• **Work task 1**
In the rant about software changes, reproduce word for word the passage from "I work in the" to "easy to find.".
• **Work task 2**
Condense the paragraph of the rant about software changes that begins "I don't mind change" into a short bulleted list that keeps its main facts.

• **Text excerpt**
>>>>>

Software Changes – RANT!

<rant>

I hadn’t created new filters in Gmail for awhile, a couple years at least. I don’t know when it changed, but it took me a minute to figure out that when you test it it puts it in the Gmail search box and you have to click the drop-down there to bring back the screen so that you can finish the filter and apply the conditions of the filter. Not difficult but frustrating when my filter showed me what I wanted to filter and the filter building screens disappeared.

I work in the software industry on the support side of things and am constantly amazed at how Microsoft and others, and sometimes the company I work for move and hide things that should be easy to find.
I don’t mind change, but when they change the way things look/work to the point it isn’t as obvious what to do to get the desired result is not good. The call tracking program we use is one that our IT department can add custom fields. At one time they were adding and moving fields and were not telling us. When you use a screen that is nothing but a form and you know how many times to hit TAB to get to the fields you need, suddenly adding or moving fields messes up your day. Not knowing about the new fields, it takes a few minutes to figure out why the form isn’t working. How hard is it to take five minutes to send out one email to all the users of our main tool? I know that they spent more than five minutes dealing with my complaint. I am sure others complained too.

Windows 8 is a major example, it is not suitable to a business environment because the majority of businesses do not have a touchscreen. I downloaded the trial version of Win8 when it came out and ran it in a virtual environment. I had to Google how to shut it down.

<<<<<

• **Source information**
>>>>>

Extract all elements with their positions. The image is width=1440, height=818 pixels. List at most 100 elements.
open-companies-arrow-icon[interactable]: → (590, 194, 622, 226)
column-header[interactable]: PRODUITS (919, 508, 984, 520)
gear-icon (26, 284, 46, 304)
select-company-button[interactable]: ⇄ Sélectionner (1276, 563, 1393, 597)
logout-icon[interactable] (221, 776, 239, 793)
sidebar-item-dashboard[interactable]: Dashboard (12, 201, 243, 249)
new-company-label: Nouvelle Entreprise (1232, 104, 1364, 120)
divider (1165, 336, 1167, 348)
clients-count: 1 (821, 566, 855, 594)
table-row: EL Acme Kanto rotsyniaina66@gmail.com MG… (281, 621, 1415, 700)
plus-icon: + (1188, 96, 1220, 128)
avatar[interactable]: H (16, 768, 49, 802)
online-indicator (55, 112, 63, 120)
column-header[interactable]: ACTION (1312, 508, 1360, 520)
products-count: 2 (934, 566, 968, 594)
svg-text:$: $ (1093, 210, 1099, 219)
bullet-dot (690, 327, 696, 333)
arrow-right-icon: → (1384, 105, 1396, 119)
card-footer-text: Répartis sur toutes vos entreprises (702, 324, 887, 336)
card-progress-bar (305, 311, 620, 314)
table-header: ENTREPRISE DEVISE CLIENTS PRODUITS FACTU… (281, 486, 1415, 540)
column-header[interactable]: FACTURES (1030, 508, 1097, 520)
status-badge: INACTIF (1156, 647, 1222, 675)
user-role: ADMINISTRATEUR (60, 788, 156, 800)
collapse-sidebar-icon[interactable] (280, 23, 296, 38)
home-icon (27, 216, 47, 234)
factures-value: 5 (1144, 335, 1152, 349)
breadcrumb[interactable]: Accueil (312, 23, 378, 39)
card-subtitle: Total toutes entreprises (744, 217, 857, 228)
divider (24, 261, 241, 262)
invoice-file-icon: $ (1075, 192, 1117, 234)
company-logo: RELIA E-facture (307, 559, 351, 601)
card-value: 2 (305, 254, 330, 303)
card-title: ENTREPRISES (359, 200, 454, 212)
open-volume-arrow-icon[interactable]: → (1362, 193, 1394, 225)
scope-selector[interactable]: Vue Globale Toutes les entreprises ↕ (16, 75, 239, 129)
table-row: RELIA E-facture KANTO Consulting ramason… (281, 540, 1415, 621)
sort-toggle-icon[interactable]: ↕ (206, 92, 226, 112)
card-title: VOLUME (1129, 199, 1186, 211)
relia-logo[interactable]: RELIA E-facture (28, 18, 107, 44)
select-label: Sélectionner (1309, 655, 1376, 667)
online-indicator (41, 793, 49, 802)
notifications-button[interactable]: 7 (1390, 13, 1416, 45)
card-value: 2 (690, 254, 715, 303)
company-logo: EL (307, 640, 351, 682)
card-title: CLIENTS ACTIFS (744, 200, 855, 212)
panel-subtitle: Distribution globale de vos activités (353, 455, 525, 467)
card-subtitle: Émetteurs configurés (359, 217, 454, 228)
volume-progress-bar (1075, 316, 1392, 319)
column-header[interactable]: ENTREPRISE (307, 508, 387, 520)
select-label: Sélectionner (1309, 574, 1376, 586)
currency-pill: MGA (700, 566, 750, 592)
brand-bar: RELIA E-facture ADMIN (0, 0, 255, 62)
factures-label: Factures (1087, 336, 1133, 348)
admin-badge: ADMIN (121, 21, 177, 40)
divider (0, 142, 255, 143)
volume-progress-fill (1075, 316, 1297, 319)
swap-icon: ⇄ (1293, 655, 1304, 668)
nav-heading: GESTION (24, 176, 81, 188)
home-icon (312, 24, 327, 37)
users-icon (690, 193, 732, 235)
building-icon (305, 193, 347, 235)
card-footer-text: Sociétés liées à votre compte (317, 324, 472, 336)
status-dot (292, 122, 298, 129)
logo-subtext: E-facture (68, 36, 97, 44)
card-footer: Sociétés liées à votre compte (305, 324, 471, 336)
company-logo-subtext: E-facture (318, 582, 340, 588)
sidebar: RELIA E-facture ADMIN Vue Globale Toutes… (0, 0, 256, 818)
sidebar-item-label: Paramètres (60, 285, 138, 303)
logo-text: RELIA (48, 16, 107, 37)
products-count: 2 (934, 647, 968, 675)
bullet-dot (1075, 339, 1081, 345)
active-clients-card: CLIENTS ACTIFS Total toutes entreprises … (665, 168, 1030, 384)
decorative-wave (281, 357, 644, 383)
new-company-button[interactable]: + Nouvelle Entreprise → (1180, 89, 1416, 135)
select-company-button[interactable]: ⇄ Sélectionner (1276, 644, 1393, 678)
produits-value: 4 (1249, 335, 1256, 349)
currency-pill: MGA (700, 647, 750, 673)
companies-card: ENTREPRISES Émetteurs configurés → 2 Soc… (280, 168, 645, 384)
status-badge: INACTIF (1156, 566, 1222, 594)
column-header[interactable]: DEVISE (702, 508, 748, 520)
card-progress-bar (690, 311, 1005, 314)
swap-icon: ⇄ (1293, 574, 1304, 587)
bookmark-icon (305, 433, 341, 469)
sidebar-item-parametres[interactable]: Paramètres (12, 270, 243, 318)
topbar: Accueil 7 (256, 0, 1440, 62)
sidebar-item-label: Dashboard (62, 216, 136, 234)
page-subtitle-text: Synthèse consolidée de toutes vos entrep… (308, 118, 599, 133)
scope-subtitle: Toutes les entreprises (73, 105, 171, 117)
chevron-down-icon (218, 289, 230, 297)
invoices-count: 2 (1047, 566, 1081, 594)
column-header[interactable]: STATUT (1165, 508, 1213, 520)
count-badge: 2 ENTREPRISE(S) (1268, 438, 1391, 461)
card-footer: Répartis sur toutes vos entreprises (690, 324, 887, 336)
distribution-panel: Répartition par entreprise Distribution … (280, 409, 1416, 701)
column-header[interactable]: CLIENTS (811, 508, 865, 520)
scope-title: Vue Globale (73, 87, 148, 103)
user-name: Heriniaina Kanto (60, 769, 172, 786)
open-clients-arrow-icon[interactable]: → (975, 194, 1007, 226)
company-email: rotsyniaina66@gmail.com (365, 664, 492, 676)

<<<<<

• **Exercise result 1**
I work in the software industry on the support side of things and am constantly amazed at how Microsoft and others, and sometimes the company I work for move and hide things that should be easy to find.

• **Exercise result 2**
- The writer accepts change but objects when it makes the way to reach a desired result less obvious.
- The IT department can add custom fields to the call tracking program the writer uses.
- At one point, IT added and moved fields without informing users.
- On a form-only screen, users rely on knowing how many TAB presses reach each field, so added or moved fields disrupt their work.
- Without notice of the new fields, it takes a few minutes to work out why the form is not working.
- One email to all users would have taken five minutes. IT spent more than that handling the writer's complaint, and others likely complained as well.